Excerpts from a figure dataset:

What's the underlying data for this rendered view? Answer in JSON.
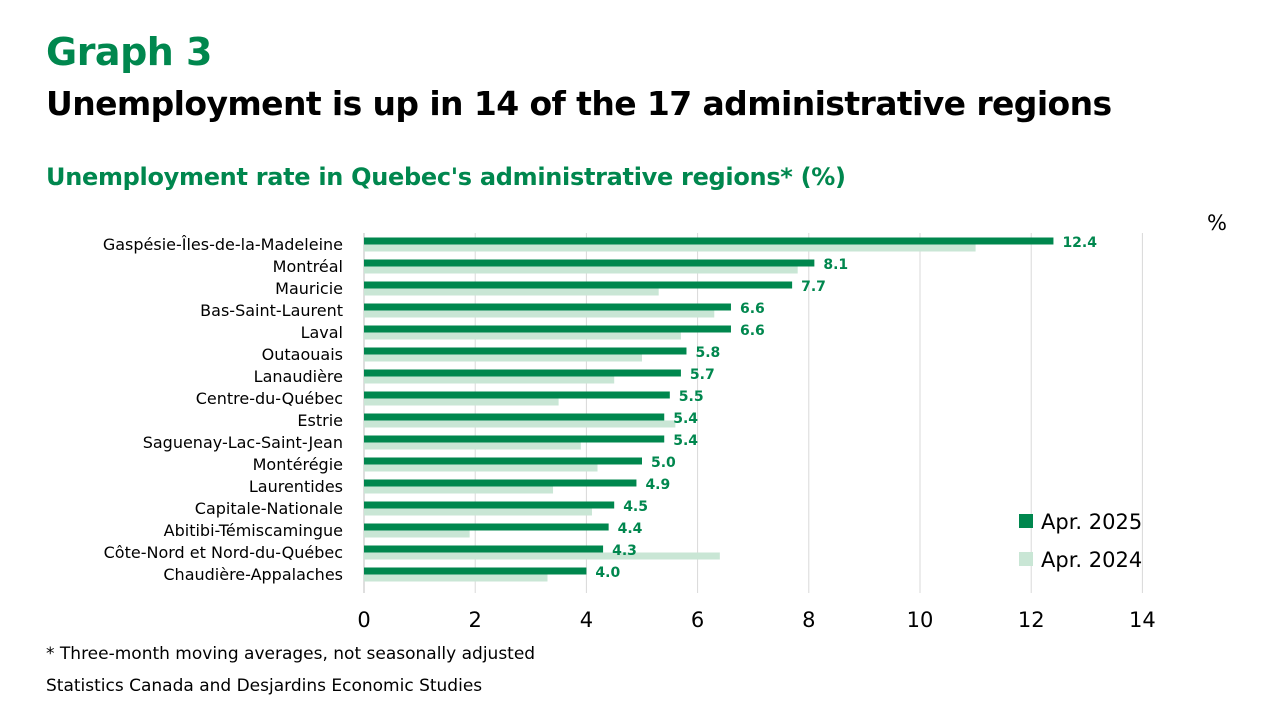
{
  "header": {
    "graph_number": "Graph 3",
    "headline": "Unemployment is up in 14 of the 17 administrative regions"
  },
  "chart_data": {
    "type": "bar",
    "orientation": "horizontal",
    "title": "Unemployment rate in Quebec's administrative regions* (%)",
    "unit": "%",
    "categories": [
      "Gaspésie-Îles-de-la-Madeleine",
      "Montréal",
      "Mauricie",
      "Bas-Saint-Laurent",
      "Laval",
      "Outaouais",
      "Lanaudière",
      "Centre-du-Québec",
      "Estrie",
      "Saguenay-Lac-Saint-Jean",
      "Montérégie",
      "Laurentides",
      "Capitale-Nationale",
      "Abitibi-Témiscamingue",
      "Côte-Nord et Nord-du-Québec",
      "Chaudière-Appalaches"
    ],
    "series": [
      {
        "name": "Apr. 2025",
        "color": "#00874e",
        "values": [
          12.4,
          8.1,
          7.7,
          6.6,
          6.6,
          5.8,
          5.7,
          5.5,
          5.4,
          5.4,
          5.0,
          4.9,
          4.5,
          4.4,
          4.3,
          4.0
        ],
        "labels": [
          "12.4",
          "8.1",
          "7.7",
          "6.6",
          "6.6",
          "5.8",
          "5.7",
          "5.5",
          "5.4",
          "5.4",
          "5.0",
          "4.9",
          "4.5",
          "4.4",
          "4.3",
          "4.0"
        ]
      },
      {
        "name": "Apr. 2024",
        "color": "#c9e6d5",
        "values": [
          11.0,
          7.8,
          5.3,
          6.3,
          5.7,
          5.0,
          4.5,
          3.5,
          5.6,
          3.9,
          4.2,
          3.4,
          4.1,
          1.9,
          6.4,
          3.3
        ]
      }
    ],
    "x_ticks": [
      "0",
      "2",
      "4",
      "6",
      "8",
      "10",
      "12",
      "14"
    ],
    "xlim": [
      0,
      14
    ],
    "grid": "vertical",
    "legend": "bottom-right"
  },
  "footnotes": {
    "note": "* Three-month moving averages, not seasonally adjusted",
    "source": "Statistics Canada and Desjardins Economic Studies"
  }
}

▸ Goal: Review the material and copy each line in which the word "Saint" appears.

▸ Written solution:
      "Bas-Saint-Laurent",
      "Saguenay-Lac-Saint-Jean",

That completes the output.